Problem to work on |
Below is the data. Give it again, complete and exact.

[start]

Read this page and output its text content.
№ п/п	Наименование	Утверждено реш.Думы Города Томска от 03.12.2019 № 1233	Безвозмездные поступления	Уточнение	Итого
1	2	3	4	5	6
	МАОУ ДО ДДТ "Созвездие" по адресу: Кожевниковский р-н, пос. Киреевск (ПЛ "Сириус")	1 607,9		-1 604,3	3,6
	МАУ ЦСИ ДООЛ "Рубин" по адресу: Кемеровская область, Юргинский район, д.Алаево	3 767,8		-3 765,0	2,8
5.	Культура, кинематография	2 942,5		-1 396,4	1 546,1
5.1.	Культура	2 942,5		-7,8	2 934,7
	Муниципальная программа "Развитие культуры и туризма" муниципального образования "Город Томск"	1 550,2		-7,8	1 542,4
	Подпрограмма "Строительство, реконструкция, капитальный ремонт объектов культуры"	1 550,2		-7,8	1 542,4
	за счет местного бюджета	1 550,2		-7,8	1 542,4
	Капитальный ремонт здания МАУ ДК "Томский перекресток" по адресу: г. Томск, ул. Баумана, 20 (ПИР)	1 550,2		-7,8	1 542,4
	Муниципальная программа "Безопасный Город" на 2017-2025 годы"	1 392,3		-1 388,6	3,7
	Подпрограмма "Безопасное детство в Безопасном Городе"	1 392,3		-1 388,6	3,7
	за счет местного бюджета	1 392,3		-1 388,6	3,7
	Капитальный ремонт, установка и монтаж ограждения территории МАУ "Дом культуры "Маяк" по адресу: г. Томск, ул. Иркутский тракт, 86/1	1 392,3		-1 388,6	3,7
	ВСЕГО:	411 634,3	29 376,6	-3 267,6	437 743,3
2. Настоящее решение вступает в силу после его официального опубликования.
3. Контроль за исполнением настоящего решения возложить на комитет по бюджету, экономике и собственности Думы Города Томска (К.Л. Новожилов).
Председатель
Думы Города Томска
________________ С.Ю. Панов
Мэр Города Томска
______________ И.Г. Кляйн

[end]

Full solution |
Read this page and output its text content.
№ п/п	Наименование	Утверждено реш.Думы Города Томска от 03.12.2019 № 1233	Безвозмездные поступления	Уточнение	Итого
1	2	3	4	5	6
	МАОУ ДО ДДТ "Созвездие" по адресу: Кожевниковский р-н, пос. Киреевск (ПЛ "Сириус")	1 607,9		-1 604,3	3,6
	МАУ ЦСИ ДООЛ "Рубин" по адресу: Кемеровская область, Юргинский район, д.Алаево	3 767,8		-3 765,0	2,8
5.	Культура, кинематография	2 942,5		-1 396,4	1 546,1
5.1.	Культура	2 942,5		-7,8	2 934,7
	Муниципальная программа "Развитие культуры и туризма" муниципального образования "Город Томск"	1 550,2		-7,8	1 542,4
	Подпрограмма "Строительство, реконструкция, капитальный ремонт объектов культуры"	1 550,2		-7,8	1 542,4
	за счет местного бюджета	1 550,2		-7,8	1 542,4
	Капитальный ремонт здания МАУ ДК "Томский перекресток" по адресу: г. Томск, ул. Баумана, 20 (ПИР)	1 550,2		-7,8	1 542,4
	Муниципальная программа "Безопасный Город" на 2017-2025 годы"	1 392,3		-1 388,6	3,7
	Подпрограмма "Безопасное детство в Безопасном Городе"	1 392,3		-1 388,6	3,7
	за счет местного бюджета	1 392,3		-1 388,6	3,7
	Капитальный ремонт, установка и монтаж ограждения территории МАУ "Дом культуры "Маяк" по адресу: г. Томск, ул. Иркутский тракт, 86/1	1 392,3		-1 388,6	3,7
	ВСЕГО:	411 634,3	29 376,6	-3 267,6	437 743,3
2. Настоящее решение вступает в силу после его официального опубликования.
3. Контроль за исполнением настоящего решения возложить на комитет по бюджету, экономике и собственности Думы Города Томска (К.Л. Новожилов).
Председатель
Думы Города Томска
________________ С.Ю. Панов
Мэр Города Томска
______________ И.Г. Кляйн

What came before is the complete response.